━━━ Task data

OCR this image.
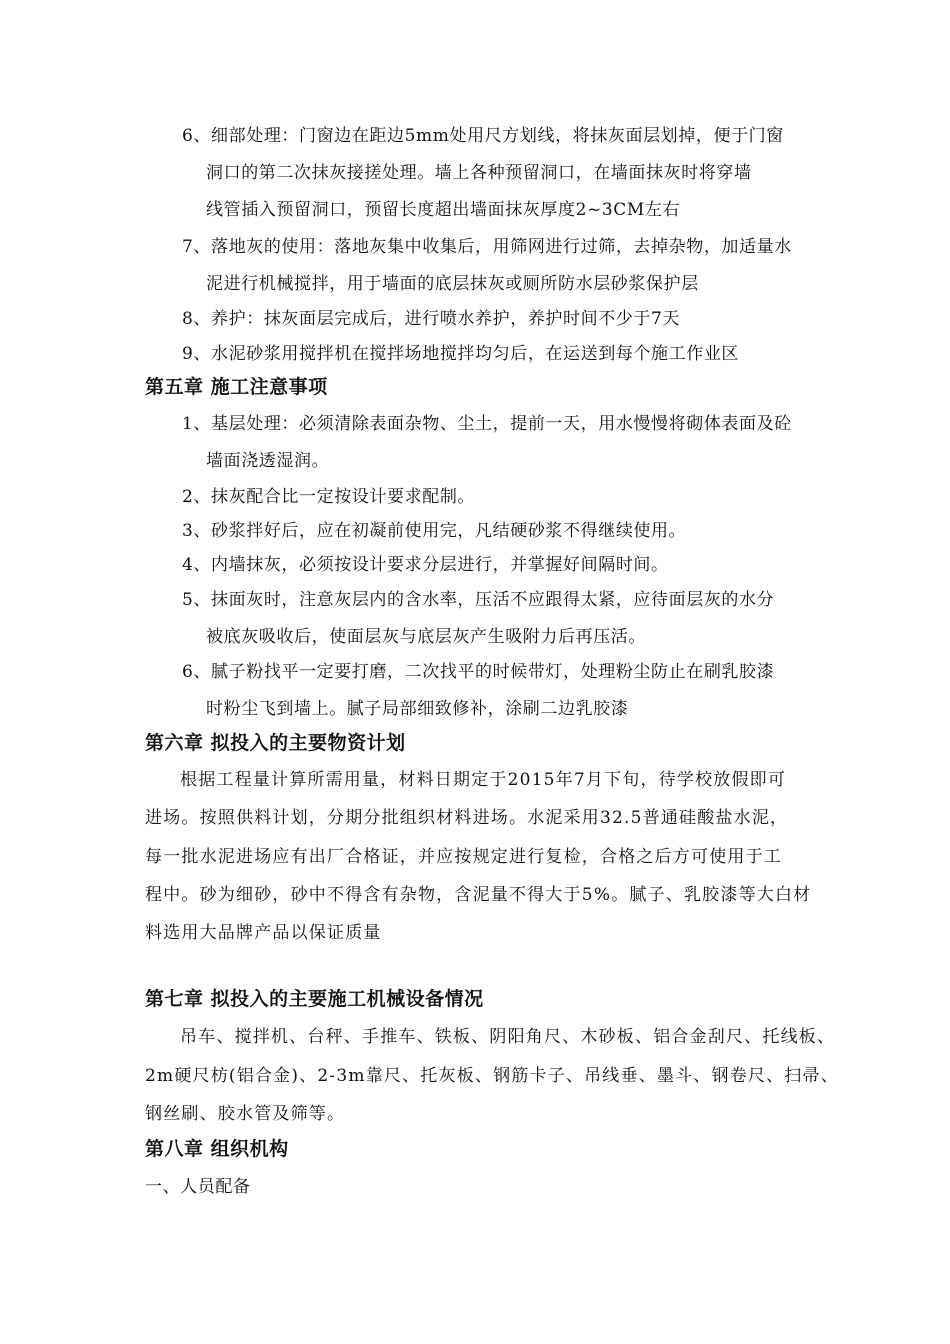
6、细部处理：门窗边在距边5mm处用尺方划线，将抹灰面层划掉，便于门窗
洞口的第二次抹灰接搓处理。墙上各种预留洞口，在墙面抹灰时将穿墙
线管插入预留洞口，预留长度超出墙面抹灰厚度2~3CM左右
7、落地灰的使用：落地灰集中收集后，用筛网进行过筛，去掉杂物，加适量水
泥进行机械搅拌，用于墙面的底层抹灰或厕所防水层砂浆保护层
8、养护：抹灰面层完成后，进行喷水养护，养护时间不少于7天
9、水泥砂浆用搅拌机在搅拌场地搅拌均匀后，在运送到每个施工作业区
第五章 施工注意事项
1、基层处理：必须清除表面杂物、尘土，提前一天，用水慢慢将砌体表面及砼
墙面浇透湿润。
2、抹灰配合比一定按设计要求配制。
3、砂浆拌好后，应在初凝前使用完，凡结硬砂浆不得继续使用。
4、内墙抹灰，必须按设计要求分层进行，并掌握好间隔时间。
5、抹面灰时，注意灰层内的含水率，压活不应跟得太紧，应待面层灰的水分
被底灰吸收后，使面层灰与底层灰产生吸附力后再压活。
6、腻子粉找平一定要打磨，二次找平的时候带灯，处理粉尘防止在刷乳胶漆
时粉尘飞到墙上。腻子局部细致修补，涂刷二边乳胶漆
第六章 拟投入的主要物资计划
根据工程量计算所需用量，材料日期定于2015年7月下旬，待学校放假即可
进场。按照供料计划，分期分批组织材料进场。水泥采用32.5普通硅酸盐水泥，
每一批水泥进场应有出厂合格证，并应按规定进行复检，合格之后方可使用于工
程中。砂为细砂，砂中不得含有杂物，含泥量不得大于5%。腻子、乳胶漆等大白材
料选用大品牌产品以保证质量
第七章 拟投入的主要施工机械设备情况
吊车、搅拌机、台秤、手推车、铁板、阴阳角尺、木砂板、铝合金刮尺、托线板、
2m硬尺枋(铝合金)、2-3m靠尺、托灰板、钢筋卡子、吊线垂、墨斗、钢卷尺、扫帚、
钢丝刷、胶水管及筛等。
第八章 组织机构
一、人员配备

━━━━━━

**Aim of the exercise:** Write out all the entries again, word for word, and print no images.

**Exercise solution:**
OCR this image.
6、细部处理：门窗边在距边5mm处用尺方划线，将抹灰面层划掉，便于门窗
洞口的第二次抹灰接搓处理。墙上各种预留洞口，在墙面抹灰时将穿墙
线管插入预留洞口，预留长度超出墙面抹灰厚度2~3CM左右
7、落地灰的使用：落地灰集中收集后，用筛网进行过筛，去掉杂物，加适量水
泥进行机械搅拌，用于墙面的底层抹灰或厕所防水层砂浆保护层
8、养护：抹灰面层完成后，进行喷水养护，养护时间不少于7天
9、水泥砂浆用搅拌机在搅拌场地搅拌均匀后，在运送到每个施工作业区
第五章 施工注意事项
1、基层处理：必须清除表面杂物、尘土，提前一天，用水慢慢将砌体表面及砼
墙面浇透湿润。
2、抹灰配合比一定按设计要求配制。
3、砂浆拌好后，应在初凝前使用完，凡结硬砂浆不得继续使用。
4、内墙抹灰，必须按设计要求分层进行，并掌握好间隔时间。
5、抹面灰时，注意灰层内的含水率，压活不应跟得太紧，应待面层灰的水分
被底灰吸收后，使面层灰与底层灰产生吸附力后再压活。
6、腻子粉找平一定要打磨，二次找平的时候带灯，处理粉尘防止在刷乳胶漆
时粉尘飞到墙上。腻子局部细致修补，涂刷二边乳胶漆
第六章 拟投入的主要物资计划
根据工程量计算所需用量，材料日期定于2015年7月下旬，待学校放假即可
进场。按照供料计划，分期分批组织材料进场。水泥采用32.5普通硅酸盐水泥，
每一批水泥进场应有出厂合格证，并应按规定进行复检，合格之后方可使用于工
程中。砂为细砂，砂中不得含有杂物，含泥量不得大于5%。腻子、乳胶漆等大白材
料选用大品牌产品以保证质量
第七章 拟投入的主要施工机械设备情况
吊车、搅拌机、台秤、手推车、铁板、阴阳角尺、木砂板、铝合金刮尺、托线板、
2m硬尺枋(铝合金)、2-3m靠尺、托灰板、钢筋卡子、吊线垂、墨斗、钢卷尺、扫帚、
钢丝刷、胶水管及筛等。
第八章 组织机构
一、人员配备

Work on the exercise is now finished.